— SUPPLIED ENTRIES —
********************
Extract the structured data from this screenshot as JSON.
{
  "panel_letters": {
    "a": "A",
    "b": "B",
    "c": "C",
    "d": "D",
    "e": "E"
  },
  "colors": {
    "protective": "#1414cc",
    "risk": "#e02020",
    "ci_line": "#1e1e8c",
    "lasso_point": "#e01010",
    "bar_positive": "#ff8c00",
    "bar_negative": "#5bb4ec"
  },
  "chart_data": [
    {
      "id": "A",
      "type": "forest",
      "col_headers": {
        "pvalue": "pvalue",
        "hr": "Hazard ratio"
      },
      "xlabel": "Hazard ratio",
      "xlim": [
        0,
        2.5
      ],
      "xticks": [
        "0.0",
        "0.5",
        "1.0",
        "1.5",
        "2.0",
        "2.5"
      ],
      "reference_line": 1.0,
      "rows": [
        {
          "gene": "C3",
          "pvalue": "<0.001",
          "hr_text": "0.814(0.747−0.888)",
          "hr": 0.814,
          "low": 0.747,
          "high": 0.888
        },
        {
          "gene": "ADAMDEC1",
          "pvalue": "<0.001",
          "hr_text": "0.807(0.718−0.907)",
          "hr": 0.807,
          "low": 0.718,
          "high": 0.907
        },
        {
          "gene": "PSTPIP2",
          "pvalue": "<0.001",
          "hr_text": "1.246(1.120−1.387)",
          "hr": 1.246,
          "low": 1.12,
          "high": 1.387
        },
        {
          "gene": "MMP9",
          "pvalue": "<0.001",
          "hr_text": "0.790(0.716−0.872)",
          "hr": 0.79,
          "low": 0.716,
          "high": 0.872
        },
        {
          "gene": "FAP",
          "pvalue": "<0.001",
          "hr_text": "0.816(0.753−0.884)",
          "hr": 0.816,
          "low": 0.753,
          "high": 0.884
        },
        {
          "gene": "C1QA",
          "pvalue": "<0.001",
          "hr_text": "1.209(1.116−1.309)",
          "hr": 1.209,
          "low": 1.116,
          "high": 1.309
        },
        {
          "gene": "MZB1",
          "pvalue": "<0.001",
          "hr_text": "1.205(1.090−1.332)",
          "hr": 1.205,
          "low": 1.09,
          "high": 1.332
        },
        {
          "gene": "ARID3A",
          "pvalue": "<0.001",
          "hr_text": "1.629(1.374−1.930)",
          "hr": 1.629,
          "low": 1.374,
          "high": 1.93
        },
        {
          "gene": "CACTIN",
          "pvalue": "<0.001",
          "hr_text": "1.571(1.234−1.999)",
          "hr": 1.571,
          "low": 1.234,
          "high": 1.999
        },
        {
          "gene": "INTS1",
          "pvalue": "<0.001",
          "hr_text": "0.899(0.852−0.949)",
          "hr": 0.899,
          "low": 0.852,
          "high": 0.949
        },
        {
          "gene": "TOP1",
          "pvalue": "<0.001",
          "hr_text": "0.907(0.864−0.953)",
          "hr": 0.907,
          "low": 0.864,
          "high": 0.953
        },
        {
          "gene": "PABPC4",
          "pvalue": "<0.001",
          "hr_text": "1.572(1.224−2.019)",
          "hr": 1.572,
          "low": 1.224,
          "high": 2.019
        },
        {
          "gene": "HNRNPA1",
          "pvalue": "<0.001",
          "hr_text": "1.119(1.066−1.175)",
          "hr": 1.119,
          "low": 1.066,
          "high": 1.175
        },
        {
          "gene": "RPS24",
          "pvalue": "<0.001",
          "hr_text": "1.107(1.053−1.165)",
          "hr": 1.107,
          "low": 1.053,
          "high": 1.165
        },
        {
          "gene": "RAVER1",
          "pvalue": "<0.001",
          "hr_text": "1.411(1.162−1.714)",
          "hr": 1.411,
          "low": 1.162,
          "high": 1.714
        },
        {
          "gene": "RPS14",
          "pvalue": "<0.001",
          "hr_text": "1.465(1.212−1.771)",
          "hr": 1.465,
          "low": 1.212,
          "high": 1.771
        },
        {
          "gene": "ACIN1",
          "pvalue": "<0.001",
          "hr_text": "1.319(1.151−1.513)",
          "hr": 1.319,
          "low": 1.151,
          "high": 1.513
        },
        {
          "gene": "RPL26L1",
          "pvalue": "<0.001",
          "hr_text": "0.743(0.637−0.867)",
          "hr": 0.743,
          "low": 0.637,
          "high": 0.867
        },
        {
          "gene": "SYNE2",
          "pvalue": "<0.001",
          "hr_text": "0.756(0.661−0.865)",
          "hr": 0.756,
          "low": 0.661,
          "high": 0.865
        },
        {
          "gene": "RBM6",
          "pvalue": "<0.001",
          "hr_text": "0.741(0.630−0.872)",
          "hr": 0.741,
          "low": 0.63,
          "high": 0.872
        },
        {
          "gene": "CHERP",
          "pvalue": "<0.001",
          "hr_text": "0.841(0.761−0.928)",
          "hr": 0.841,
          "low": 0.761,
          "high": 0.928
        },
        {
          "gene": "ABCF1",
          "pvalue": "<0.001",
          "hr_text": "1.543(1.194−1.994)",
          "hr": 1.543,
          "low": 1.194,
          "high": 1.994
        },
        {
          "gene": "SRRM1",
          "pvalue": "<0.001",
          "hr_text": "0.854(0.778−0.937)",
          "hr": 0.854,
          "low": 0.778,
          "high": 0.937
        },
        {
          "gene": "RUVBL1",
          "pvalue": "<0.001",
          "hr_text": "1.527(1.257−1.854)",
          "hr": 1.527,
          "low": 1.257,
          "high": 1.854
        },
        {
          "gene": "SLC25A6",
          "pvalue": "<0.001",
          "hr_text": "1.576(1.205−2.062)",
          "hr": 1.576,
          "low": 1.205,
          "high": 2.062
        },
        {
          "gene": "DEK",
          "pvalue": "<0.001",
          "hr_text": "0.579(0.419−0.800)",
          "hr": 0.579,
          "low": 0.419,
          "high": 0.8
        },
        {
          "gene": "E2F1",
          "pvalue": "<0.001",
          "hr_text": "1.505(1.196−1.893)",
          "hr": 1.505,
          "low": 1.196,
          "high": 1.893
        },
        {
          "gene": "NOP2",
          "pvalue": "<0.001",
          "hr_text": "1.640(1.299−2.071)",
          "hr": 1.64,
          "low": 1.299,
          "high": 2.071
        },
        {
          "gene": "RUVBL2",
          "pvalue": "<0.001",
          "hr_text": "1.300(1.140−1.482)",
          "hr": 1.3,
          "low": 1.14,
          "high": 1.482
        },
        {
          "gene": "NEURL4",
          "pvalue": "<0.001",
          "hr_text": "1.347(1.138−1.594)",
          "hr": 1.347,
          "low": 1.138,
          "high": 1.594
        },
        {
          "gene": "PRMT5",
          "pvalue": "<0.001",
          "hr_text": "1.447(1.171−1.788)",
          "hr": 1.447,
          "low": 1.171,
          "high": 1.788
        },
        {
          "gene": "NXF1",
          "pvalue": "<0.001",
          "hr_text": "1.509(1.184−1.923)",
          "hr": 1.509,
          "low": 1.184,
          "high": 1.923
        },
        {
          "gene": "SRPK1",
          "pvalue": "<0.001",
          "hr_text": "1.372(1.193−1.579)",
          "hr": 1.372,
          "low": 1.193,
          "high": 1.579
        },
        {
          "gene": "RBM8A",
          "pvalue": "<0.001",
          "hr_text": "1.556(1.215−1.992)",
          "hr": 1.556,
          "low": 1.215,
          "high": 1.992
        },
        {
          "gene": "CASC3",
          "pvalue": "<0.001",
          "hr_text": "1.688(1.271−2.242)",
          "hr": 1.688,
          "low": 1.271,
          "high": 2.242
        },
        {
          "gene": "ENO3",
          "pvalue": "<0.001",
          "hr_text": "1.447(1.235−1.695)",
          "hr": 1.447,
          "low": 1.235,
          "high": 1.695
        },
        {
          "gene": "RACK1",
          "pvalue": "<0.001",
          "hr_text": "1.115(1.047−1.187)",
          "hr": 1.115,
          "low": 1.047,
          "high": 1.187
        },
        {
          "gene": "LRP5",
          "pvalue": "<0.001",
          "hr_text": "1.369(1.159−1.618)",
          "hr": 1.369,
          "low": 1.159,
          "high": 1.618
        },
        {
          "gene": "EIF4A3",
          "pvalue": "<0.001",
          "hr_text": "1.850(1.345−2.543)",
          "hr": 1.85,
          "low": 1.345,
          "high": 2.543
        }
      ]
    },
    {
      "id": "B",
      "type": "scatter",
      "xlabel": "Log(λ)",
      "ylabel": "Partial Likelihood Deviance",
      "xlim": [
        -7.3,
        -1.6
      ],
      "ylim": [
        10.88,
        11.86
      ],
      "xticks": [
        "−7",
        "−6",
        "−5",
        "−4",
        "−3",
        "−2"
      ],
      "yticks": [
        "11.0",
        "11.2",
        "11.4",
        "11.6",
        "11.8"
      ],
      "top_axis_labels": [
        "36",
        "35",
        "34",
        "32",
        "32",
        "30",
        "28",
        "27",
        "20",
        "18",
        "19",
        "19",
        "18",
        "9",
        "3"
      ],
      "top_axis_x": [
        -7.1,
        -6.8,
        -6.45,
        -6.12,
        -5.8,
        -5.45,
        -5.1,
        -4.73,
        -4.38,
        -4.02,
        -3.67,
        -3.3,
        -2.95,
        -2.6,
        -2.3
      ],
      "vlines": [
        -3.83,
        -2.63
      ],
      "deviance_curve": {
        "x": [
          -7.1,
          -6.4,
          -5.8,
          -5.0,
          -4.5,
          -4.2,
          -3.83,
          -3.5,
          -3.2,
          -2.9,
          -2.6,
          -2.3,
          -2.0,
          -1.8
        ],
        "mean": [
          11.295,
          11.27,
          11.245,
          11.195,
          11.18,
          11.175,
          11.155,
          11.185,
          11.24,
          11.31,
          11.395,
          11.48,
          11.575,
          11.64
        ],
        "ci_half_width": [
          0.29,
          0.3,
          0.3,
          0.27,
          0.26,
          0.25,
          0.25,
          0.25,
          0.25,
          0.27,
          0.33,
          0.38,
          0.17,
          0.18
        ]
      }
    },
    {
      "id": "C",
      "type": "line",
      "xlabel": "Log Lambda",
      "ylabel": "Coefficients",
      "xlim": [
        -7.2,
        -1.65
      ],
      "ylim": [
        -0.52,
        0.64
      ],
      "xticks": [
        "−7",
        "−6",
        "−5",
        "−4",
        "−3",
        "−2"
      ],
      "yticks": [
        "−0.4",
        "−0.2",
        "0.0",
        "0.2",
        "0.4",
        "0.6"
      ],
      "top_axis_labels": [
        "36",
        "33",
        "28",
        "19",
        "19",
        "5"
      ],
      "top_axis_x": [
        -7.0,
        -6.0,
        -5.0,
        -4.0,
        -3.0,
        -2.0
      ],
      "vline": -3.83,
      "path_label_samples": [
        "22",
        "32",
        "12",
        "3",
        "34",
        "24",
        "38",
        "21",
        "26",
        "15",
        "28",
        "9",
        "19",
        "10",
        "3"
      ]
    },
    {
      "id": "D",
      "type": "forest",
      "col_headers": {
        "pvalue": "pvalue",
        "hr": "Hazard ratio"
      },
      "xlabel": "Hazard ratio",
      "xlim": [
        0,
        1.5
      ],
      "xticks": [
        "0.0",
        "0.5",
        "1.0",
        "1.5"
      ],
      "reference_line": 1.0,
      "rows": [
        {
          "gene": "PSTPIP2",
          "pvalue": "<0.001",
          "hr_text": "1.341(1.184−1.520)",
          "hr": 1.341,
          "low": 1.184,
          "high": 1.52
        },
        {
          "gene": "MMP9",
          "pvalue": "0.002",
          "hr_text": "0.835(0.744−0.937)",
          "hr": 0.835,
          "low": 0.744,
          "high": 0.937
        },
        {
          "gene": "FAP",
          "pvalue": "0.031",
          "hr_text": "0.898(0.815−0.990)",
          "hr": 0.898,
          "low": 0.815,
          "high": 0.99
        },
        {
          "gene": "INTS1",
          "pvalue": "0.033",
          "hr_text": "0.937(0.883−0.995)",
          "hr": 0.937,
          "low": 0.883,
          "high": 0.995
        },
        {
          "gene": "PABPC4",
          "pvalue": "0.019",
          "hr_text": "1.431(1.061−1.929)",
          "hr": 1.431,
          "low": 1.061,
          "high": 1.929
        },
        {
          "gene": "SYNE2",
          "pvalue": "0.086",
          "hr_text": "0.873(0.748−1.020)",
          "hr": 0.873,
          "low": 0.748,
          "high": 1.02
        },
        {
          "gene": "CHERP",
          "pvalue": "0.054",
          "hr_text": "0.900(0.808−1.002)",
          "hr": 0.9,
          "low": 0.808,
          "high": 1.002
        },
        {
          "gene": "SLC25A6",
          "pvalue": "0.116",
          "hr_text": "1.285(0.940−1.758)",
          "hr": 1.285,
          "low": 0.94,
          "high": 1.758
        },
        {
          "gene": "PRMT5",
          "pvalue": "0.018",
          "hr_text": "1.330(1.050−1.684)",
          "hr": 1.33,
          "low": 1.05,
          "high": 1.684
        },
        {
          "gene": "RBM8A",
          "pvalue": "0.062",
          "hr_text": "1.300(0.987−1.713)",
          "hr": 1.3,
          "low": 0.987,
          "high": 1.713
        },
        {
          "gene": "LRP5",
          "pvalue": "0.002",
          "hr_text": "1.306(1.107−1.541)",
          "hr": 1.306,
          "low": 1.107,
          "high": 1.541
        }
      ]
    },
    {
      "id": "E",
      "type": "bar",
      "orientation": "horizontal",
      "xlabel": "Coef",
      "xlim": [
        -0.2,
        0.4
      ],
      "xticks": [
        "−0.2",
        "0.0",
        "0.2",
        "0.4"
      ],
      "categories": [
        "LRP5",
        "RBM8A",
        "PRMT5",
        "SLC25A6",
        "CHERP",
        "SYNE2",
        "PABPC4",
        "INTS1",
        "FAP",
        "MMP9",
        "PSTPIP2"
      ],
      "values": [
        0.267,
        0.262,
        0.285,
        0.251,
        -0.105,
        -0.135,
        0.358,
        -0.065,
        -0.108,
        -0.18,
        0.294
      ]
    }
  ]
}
********************
— WORK TO COMPLETE —
Which lines of the data above contain "type"? Copy each one.

— OUTPUT FOR THIS TASK —
      "type": "forest",
      "type": "scatter",
      "type": "line",
      "type": "forest",
      "type": "bar",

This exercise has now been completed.